• **Stated problem**: Select the lines of the records containing the word "Reinigen" and list them.

• **Exercise inputs**:
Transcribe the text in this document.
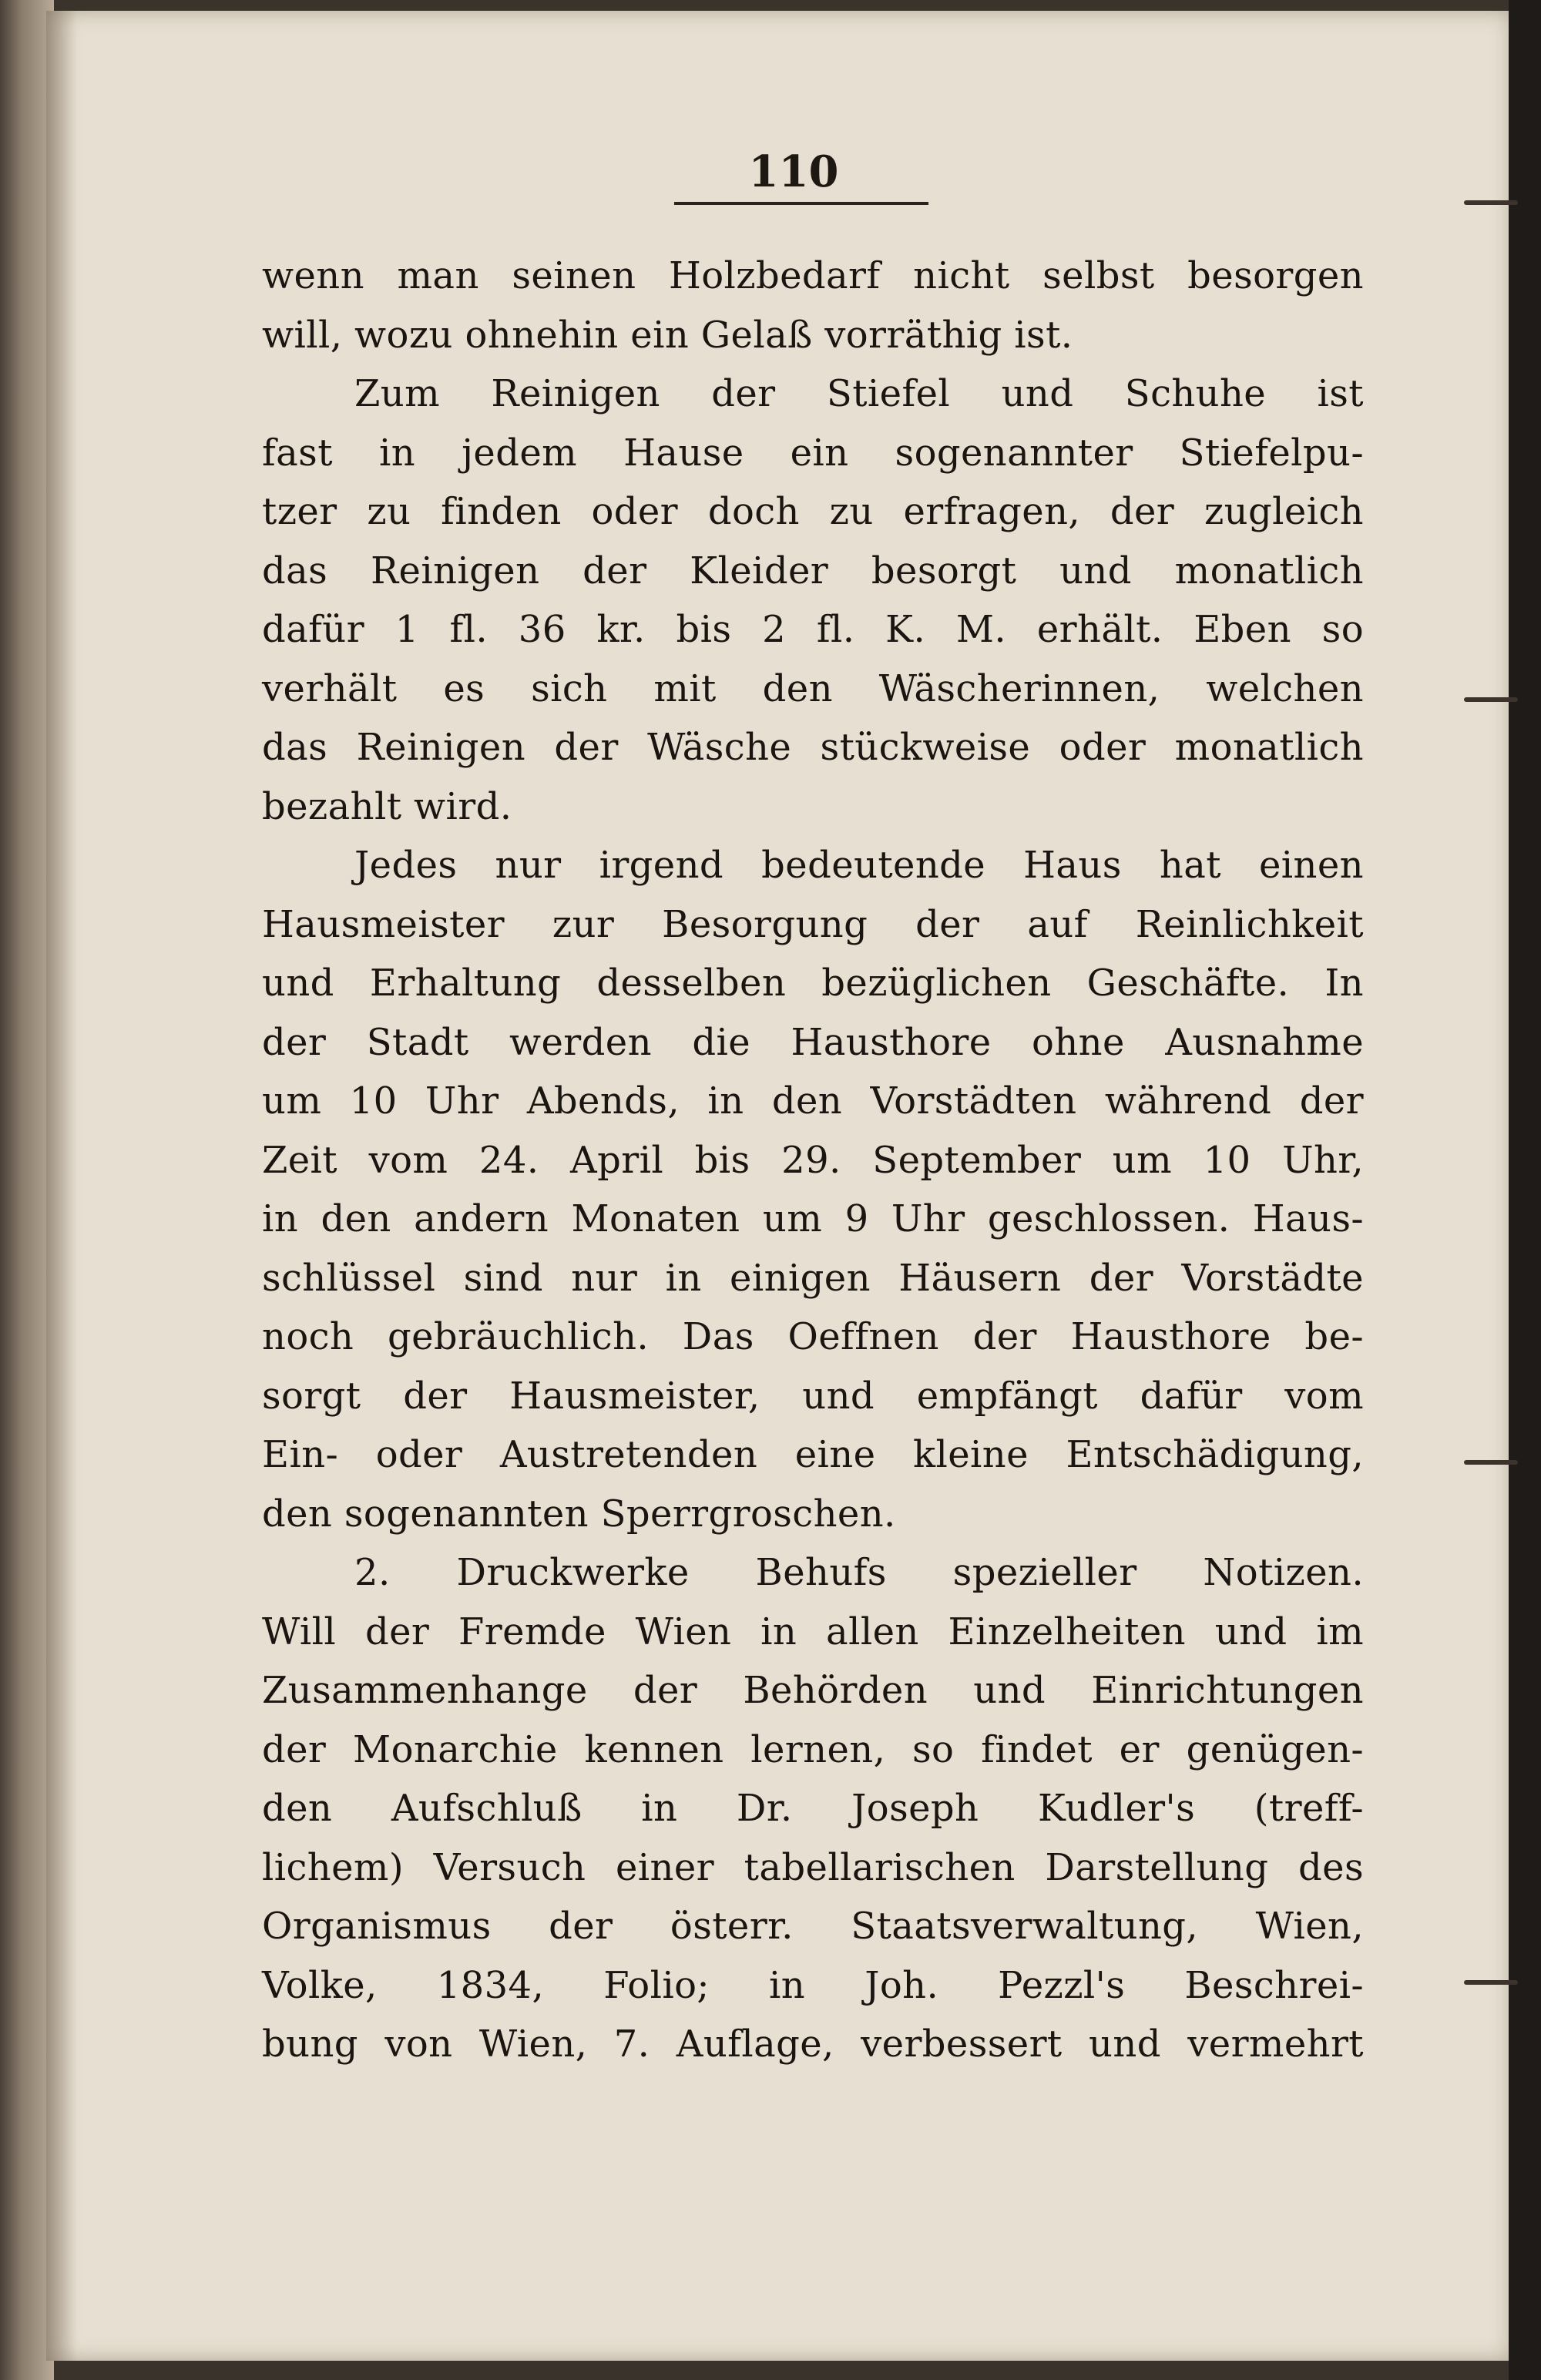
110
wenn man seinen Holzbedarf nicht selbst besorgen
will, wozu ohnehin ein Gelaß vorräthig ist.
Zum Reinigen der Stiefel und Schuhe ist
fast in jedem Hause ein sogenannter Stiefelpu-
tzer zu finden oder doch zu erfragen, der zugleich
das Reinigen der Kleider besorgt und monatlich
dafür 1 fl. 36 kr. bis 2 fl. K. M. erhält. Eben so
verhält es sich mit den Wäscherinnen, welchen
das Reinigen der Wäsche stückweise oder monatlich
bezahlt wird.
Jedes nur irgend bedeutende Haus hat einen
Hausmeister zur Besorgung der auf Reinlichkeit
und Erhaltung desselben bezüglichen Geschäfte. In
der Stadt werden die Hausthore ohne Ausnahme
um 10 Uhr Abends, in den Vorstädten während der
Zeit vom 24. April bis 29. September um 10 Uhr,
in den andern Monaten um 9 Uhr geschlossen. Haus-
schlüssel sind nur in einigen Häusern der Vorstädte
noch gebräuchlich. Das Oeffnen der Hausthore be-
sorgt der Hausmeister, und empfängt dafür vom
Ein- oder Austretenden eine kleine Entschädigung,
den sogenannten Sperrgroschen.
2. Druckwerke Behufs spezieller Notizen.
Will der Fremde Wien in allen Einzelheiten und im
Zusammenhange der Behörden und Einrichtungen
der Monarchie kennen lernen, so findet er genügen-
den Aufschluß in Dr. Joseph Kudler's (treff-
lichem) Versuch einer tabellarischen Darstellung des
Organismus der österr. Staatsverwaltung, Wien,
Volke, 1834, Folio; in Joh. Pezzl's Beschrei-
bung von Wien, 7. Auflage, verbessert und vermehrt
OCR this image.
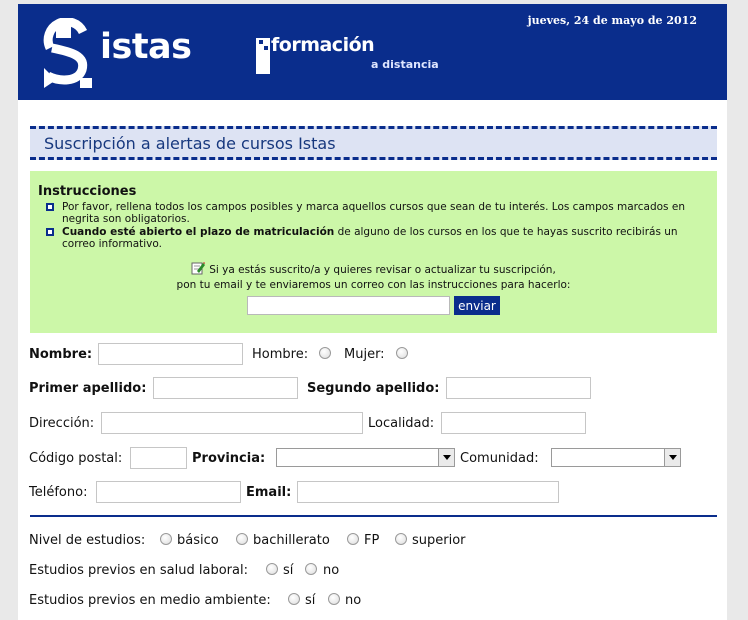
istas	formación
a distancia
jueves, 24 de mayo de 2012
Suscripción a alertas de cursos Istas
Instrucciones
Por favor, rellena todos los campos posibles y marca aquellos cursos que sean de tu interés. Los campos marcados en negrita son obligatorios.
Cuando esté abierto el plazo de matriculación de alguno de los cursos en los que te hayas suscrito recibirás un correo informativo.
Si ya estás suscrito/a y quieres revisar o actualizar tu suscripción,
pon tu email y te enviaremos un correo con las instrucciones para hacerlo:
enviar
Nombre:	Hombre:	Mujer:
Primer apellido:	Segundo apellido:
Dirección:	Localidad:
Código postal:	Provincia:	Comunidad:
Teléfono:	Email:
Nivel de estudios: básico	bachillerato	FP	superior
Estudios previos en salud laboral:	sí no
Estudios previos en medio ambiente:	sí no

• **Reply to the task**:
Zum Reinigen der Stiefel und Schuhe ist
das Reinigen der Kleider besorgt und monatlich
das Reinigen der Wäsche stückweise oder monatlich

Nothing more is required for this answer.